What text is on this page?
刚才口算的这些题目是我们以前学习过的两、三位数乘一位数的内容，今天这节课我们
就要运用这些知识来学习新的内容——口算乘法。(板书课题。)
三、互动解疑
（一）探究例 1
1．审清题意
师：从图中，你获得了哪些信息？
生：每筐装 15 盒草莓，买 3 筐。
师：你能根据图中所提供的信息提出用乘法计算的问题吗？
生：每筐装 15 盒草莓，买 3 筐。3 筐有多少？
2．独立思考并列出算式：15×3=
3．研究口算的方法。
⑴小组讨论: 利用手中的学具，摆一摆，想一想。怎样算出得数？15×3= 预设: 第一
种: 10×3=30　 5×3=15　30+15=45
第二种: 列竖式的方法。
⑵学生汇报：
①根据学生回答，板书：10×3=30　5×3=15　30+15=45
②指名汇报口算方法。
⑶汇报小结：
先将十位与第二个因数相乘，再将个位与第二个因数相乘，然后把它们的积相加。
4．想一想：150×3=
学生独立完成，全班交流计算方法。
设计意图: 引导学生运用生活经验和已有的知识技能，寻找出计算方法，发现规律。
----
REQUIRED TASK: Reproduce each record exactly, leaving nothing out.

COMPLETED TASK:
What text is on this page?
刚才口算的这些题目是我们以前学习过的两、三位数乘一位数的内容，今天这节课我们
就要运用这些知识来学习新的内容——口算乘法。(板书课题。)
三、互动解疑
（一）探究例 1
1．审清题意
师：从图中，你获得了哪些信息？
生：每筐装 15 盒草莓，买 3 筐。
师：你能根据图中所提供的信息提出用乘法计算的问题吗？
生：每筐装 15 盒草莓，买 3 筐。3 筐有多少？
2．独立思考并列出算式：15×3=
3．研究口算的方法。
⑴小组讨论: 利用手中的学具，摆一摆，想一想。怎样算出得数？15×3= 预设: 第一
种: 10×3=30　 5×3=15　30+15=45
第二种: 列竖式的方法。
⑵学生汇报：
①根据学生回答，板书：10×3=30　5×3=15　30+15=45
②指名汇报口算方法。
⑶汇报小结：
先将十位与第二个因数相乘，再将个位与第二个因数相乘，然后把它们的积相加。
4．想一想：150×3=
学生独立完成，全班交流计算方法。
设计意图: 引导学生运用生活经验和已有的知识技能，寻找出计算方法，发现规律。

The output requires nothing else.